[mvapich-discuss] Memory leaks were detected when checking with cuda-memcheck

Yussuf Ali yussuf.ali at jaea.go.jp
Fri Oct 12 04:28:07 EDT 2018


Dear Hari,

Thank you for your answer! We will test the new MVAPICH2-GDR 2.3rc1 version.

Thank you for your help,
Yussuf 

-----Original Message-----
From: Subramoni, Hari [mailto:subramoni.1 at osu.edu] 
Sent: Wednesday, October 10, 2018 7:59 PM
To: Yussuf Ali <yussuf.ali at jaea.go.jp>; mvapich-discuss at cse.ohio-state.edu
<mvapich-discuss at mailman.cse.ohio-state.edu>
Cc: Subramoni, Hari <subramoni.1 at osu.edu>
Subject: RE: [mvapich-discuss] Memory leaks were detected when checking with
cuda-memcheck

Dear, Yusuf.

Thanks a lot for the report. We appreciate it.

*Entries*

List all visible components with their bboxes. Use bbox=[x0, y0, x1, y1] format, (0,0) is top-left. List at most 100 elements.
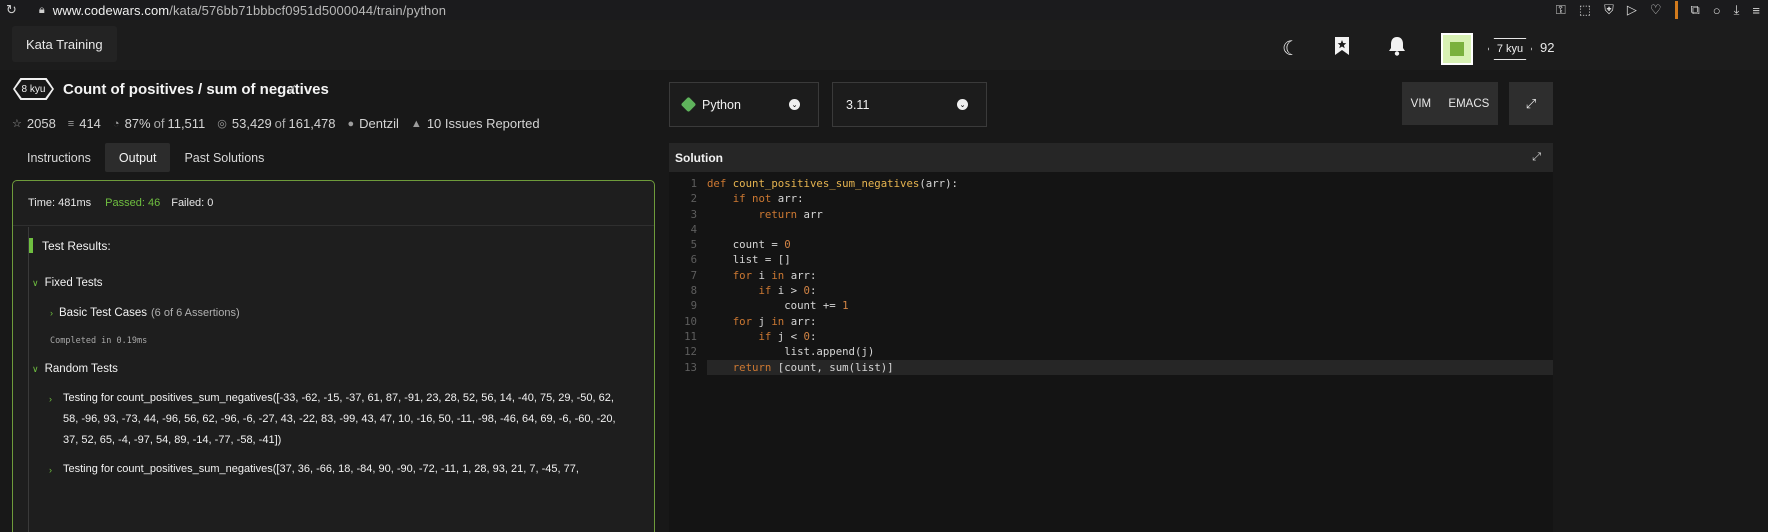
tab-instructions[interactable]: Instructions bbox=[13, 143, 105, 172]
play-icon[interactable]: ▷ bbox=[1627, 2, 1637, 18]
code-line[interactable] bbox=[707, 222, 1553, 237]
editor-mode-group: VIM EMACS bbox=[1402, 82, 1498, 125]
collections-stat[interactable]: ≡ 414 bbox=[68, 116, 101, 131]
heart-icon[interactable]: ♡ bbox=[1650, 2, 1662, 18]
warning-icon: ▲ bbox=[410, 117, 422, 130]
issues-stat[interactable]: ▲ 10 Issues Reported bbox=[411, 116, 540, 131]
key-icon[interactable]: ⚿ bbox=[1556, 2, 1566, 18]
status-bar bbox=[29, 238, 33, 253]
address-bar[interactable]: www.codewars.com/kata/576bb71bbbcf0951d5… bbox=[53, 3, 446, 18]
results-heading: Test Results: bbox=[29, 238, 111, 253]
test-results: Test Results: ∨ Fixed Tests › Basic Test C… bbox=[28, 227, 640, 532]
chevron-down-icon: ⌄ bbox=[957, 99, 968, 110]
random-test-case[interactable]: › Testing for count_positives_sum_negati… bbox=[49, 388, 621, 451]
bell-icon[interactable] bbox=[1388, 36, 1406, 62]
line-number: 13 bbox=[684, 360, 697, 374]
menu-icon[interactable]: ≡ bbox=[1752, 3, 1760, 18]
chevron-right-icon: › bbox=[50, 308, 53, 318]
code-line[interactable]: count = 0 bbox=[707, 237, 1553, 252]
language-value: Python bbox=[702, 97, 741, 112]
eye-icon: ◔ bbox=[112, 117, 120, 130]
download-icon[interactable]: ⤓ bbox=[1734, 2, 1740, 18]
completed-time: Completed in 0.19ms bbox=[50, 336, 148, 346]
output-panel: Time: 481ms Passed: 46 Failed: 0 Test Re… bbox=[12, 180, 655, 532]
code-line[interactable]: return [count, sum(list)] bbox=[707, 359, 1553, 375]
passed-count: Passed: 46 bbox=[105, 197, 161, 209]
line-number: 3 bbox=[690, 207, 697, 221]
toolbar-divider bbox=[1674, 1, 1678, 19]
shield-icon[interactable]: ⛨ bbox=[1604, 2, 1614, 18]
attempted-count: 161,478 bbox=[288, 116, 336, 131]
completed-count: 53,429 bbox=[231, 116, 272, 131]
moon-icon[interactable]: ☾ bbox=[1282, 36, 1300, 61]
tab-output[interactable]: Output bbox=[104, 143, 171, 172]
screenshot-icon[interactable]: ⬚ bbox=[1579, 2, 1591, 18]
stars-count: 2058 bbox=[26, 116, 56, 131]
code-line[interactable]: list = [] bbox=[707, 252, 1553, 267]
of-label: of bbox=[274, 116, 286, 131]
python-icon bbox=[680, 96, 697, 113]
failed-count: Failed: 0 bbox=[171, 197, 214, 209]
code-editor[interactable]: 1 2 3 4 5 6 7 8 9 10 11 12 13 def count_… bbox=[669, 172, 1553, 532]
code-line[interactable]: list.append(j) bbox=[707, 344, 1553, 359]
kyu-label: 8 kyu bbox=[15, 80, 52, 98]
author-stat[interactable]: ● Dentzil bbox=[348, 116, 399, 131]
lock-icon: 🔒︎ bbox=[38, 3, 45, 16]
code-line[interactable]: if i > 0: bbox=[707, 283, 1553, 298]
line-number: 8 bbox=[690, 284, 697, 298]
browser-bar: ↻ 🔒︎ www.codewars.com/kata/576bb71bbbcf0… bbox=[0, 0, 1768, 20]
vim-mode-button[interactable]: VIM bbox=[1411, 98, 1431, 110]
extensions-icon[interactable]: ⧉ bbox=[1691, 2, 1700, 18]
bookmark-icon[interactable] bbox=[1334, 36, 1350, 62]
version-select[interactable]: 3.11 ⌄ bbox=[832, 82, 987, 127]
emacs-mode-button[interactable]: EMACS bbox=[1448, 98, 1489, 110]
code-line[interactable]: for i in arr: bbox=[707, 268, 1553, 283]
basic-test-case[interactable]: › Basic Test Cases (6 of 6 Assertions) bbox=[50, 307, 240, 319]
kata-tabs: Instructions Output Past Solutions bbox=[13, 143, 278, 172]
chevron-down-icon[interactable]: ✓ bbox=[287, 81, 298, 97]
random-tests-group[interactable]: ∨ Random Tests bbox=[32, 363, 118, 375]
line-numbers: 1 2 3 4 5 6 7 8 9 10 11 12 13 bbox=[669, 176, 697, 375]
code-line[interactable]: def count_positives_sum_negatives(arr): bbox=[707, 176, 1553, 191]
code-line[interactable]: if j < 0: bbox=[707, 329, 1553, 344]
author-name: Dentzil bbox=[359, 116, 399, 131]
line-number: 6 bbox=[690, 253, 697, 267]
line-number: 5 bbox=[690, 238, 697, 252]
solution-header: Solution ⤢ bbox=[669, 143, 1553, 172]
rank-badge: 7 kyu bbox=[1488, 38, 1532, 60]
kata-training-label[interactable]: Kata Training bbox=[12, 26, 117, 62]
code-line[interactable]: return arr bbox=[707, 207, 1553, 222]
browser-toolbar-icons: ⚿ ⬚ ⛨ ▷ ♡ ⧉ ○ ⤓ ≡ bbox=[1556, 0, 1760, 20]
app-topbar: Kata Training ☾ 7 kyu 92 bbox=[0, 20, 1768, 70]
stars-stat[interactable]: ☆ 2058 bbox=[12, 116, 56, 131]
fixed-tests-group[interactable]: ∨ Fixed Tests bbox=[32, 277, 103, 289]
random-test-case[interactable]: › Testing for count_positives_sum_negati… bbox=[49, 459, 621, 480]
language-select[interactable]: Python ⌄ bbox=[669, 82, 819, 127]
code-line[interactable]: count += 1 bbox=[707, 298, 1553, 313]
line-number: 2 bbox=[690, 192, 697, 206]
line-number: 1 bbox=[690, 177, 697, 190]
url-path: /kata/576bb71bbbcf0951d5000044/train/pyt… bbox=[169, 2, 447, 18]
line-number: 4 bbox=[690, 222, 697, 236]
tab-past-solutions[interactable]: Past Solutions bbox=[170, 143, 278, 172]
profile-icon[interactable]: ○ bbox=[1713, 3, 1721, 18]
code-area[interactable]: def count_positives_sum_negatives(arr): … bbox=[707, 176, 1553, 375]
code-line[interactable]: if not arr: bbox=[707, 191, 1553, 206]
avatar-glyph bbox=[1450, 42, 1464, 56]
code-line[interactable]: for j in arr: bbox=[707, 314, 1553, 329]
line-number: 12 bbox=[684, 345, 697, 359]
expand-icon[interactable]: ⤢ bbox=[1532, 151, 1541, 164]
chevron-down-icon: ⌄ bbox=[789, 99, 800, 110]
line-number: 7 bbox=[690, 268, 697, 282]
satisfaction-stat: ◔ 87% of 11,511 bbox=[113, 116, 205, 131]
avatar[interactable] bbox=[1441, 33, 1473, 65]
expand-icon[interactable]: ⤢ bbox=[1509, 82, 1553, 125]
line-number: 11 bbox=[684, 329, 697, 343]
reload-icon[interactable]: ↻ bbox=[6, 2, 17, 18]
issues-label: 10 Issues Reported bbox=[426, 116, 540, 131]
completions-stat: ◎ 53,429 of 161,478 bbox=[217, 116, 335, 131]
test-summary: Time: 481ms Passed: 46 Failed: 0 bbox=[13, 181, 654, 226]
collections-count: 414 bbox=[79, 116, 101, 131]
random-test-label: Testing for count_positives_sum_negative… bbox=[63, 392, 616, 446]
solution-title: Solution bbox=[675, 150, 723, 165]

*Stated task*
In the email, which software version does Yussuf Ali say they will test?

*Written answer*
MVAPICH2-GDR 2.3rc1